**DIRECTION:**
Tally the lines in the material below that contain the word "component" and give only the number.

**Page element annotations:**

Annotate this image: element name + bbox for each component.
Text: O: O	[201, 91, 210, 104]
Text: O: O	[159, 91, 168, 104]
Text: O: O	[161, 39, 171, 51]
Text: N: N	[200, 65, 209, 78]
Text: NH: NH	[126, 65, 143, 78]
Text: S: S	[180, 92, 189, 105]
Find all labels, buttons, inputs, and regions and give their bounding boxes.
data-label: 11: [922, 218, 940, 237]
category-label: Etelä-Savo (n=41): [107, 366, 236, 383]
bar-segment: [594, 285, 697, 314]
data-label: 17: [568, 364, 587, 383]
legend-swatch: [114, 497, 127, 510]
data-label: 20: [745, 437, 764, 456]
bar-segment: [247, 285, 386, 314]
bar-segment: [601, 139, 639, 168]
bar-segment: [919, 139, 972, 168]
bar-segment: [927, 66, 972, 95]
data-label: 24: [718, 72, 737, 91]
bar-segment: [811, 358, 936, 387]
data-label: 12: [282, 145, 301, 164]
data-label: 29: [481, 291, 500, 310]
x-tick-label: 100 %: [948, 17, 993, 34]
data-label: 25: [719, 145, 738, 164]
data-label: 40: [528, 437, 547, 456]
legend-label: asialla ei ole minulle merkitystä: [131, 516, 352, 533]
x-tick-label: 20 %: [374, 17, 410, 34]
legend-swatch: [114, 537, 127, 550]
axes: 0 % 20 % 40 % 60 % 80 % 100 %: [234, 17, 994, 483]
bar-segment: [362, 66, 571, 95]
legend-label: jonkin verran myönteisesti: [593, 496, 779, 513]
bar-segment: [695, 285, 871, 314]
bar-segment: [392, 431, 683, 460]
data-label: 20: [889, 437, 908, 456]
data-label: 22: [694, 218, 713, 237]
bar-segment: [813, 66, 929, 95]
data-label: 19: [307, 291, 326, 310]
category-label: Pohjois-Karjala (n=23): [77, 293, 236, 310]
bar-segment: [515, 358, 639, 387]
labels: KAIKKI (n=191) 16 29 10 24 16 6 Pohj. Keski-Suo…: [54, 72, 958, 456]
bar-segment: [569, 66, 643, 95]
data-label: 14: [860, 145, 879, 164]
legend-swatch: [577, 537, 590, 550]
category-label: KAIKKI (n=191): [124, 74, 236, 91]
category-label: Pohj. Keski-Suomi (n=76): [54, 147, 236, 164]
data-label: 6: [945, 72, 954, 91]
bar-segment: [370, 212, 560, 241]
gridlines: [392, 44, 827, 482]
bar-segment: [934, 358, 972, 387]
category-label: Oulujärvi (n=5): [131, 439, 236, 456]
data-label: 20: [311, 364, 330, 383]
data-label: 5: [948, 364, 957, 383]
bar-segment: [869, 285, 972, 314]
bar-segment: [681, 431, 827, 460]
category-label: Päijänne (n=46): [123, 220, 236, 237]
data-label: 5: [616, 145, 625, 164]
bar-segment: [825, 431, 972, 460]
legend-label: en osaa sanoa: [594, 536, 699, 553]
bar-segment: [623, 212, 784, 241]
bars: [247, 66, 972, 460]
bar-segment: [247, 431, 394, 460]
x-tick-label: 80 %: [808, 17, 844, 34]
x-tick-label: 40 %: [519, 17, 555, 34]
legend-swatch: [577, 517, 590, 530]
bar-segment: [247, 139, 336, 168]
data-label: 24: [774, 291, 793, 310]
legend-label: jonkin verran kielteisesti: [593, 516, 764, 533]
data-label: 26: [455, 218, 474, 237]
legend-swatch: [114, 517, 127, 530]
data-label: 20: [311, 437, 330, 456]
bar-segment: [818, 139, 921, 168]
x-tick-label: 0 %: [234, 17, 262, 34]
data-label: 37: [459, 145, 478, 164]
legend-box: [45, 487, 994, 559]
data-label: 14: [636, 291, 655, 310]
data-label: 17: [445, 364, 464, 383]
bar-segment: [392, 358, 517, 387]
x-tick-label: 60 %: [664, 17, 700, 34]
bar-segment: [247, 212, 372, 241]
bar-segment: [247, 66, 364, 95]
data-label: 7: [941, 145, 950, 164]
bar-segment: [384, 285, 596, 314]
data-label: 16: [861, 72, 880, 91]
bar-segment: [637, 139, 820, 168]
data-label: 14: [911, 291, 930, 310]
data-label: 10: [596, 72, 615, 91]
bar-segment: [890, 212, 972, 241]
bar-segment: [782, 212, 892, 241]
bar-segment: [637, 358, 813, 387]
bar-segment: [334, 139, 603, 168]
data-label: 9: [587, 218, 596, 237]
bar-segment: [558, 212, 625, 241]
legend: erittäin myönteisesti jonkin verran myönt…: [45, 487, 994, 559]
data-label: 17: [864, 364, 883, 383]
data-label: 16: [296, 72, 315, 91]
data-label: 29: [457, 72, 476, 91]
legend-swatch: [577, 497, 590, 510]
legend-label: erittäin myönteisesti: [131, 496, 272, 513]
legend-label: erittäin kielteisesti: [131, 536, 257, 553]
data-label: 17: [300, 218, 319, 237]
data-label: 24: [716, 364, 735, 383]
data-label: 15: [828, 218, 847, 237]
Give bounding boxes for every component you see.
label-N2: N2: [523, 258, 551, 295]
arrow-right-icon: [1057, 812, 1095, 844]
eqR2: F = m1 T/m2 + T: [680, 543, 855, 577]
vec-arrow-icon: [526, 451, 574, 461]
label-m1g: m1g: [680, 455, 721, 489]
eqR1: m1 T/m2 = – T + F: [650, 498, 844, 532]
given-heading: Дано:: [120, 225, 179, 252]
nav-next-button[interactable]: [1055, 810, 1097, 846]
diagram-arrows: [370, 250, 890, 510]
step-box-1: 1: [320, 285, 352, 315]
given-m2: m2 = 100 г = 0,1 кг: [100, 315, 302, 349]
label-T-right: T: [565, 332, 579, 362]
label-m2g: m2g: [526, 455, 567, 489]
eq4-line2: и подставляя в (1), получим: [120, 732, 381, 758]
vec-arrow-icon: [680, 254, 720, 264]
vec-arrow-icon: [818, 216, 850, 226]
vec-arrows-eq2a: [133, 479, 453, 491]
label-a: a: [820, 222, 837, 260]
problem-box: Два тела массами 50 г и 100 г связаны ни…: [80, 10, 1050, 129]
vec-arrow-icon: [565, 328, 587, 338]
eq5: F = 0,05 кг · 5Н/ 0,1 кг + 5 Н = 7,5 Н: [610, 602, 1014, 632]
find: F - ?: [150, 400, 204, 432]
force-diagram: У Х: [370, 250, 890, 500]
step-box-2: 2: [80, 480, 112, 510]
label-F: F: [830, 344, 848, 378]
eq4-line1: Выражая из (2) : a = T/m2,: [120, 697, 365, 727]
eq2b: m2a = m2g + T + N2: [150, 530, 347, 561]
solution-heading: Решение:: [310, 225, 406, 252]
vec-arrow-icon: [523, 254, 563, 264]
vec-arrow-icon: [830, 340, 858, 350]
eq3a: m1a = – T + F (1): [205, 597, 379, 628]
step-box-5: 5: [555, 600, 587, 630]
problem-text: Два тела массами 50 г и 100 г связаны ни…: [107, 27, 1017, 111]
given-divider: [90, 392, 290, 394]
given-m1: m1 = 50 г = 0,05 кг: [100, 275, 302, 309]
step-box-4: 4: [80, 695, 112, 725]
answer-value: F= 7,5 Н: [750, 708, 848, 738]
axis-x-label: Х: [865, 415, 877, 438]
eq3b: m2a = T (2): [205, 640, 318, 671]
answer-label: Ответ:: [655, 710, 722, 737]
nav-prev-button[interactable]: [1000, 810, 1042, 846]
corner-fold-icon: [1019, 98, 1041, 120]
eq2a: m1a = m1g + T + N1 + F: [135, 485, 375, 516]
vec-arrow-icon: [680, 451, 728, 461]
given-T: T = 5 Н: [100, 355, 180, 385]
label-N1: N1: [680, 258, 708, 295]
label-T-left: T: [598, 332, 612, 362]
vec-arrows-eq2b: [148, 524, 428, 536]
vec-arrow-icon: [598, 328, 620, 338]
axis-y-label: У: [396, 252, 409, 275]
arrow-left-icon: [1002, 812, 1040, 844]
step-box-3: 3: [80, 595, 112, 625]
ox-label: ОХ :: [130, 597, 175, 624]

**WRITTEN REPLY:**
2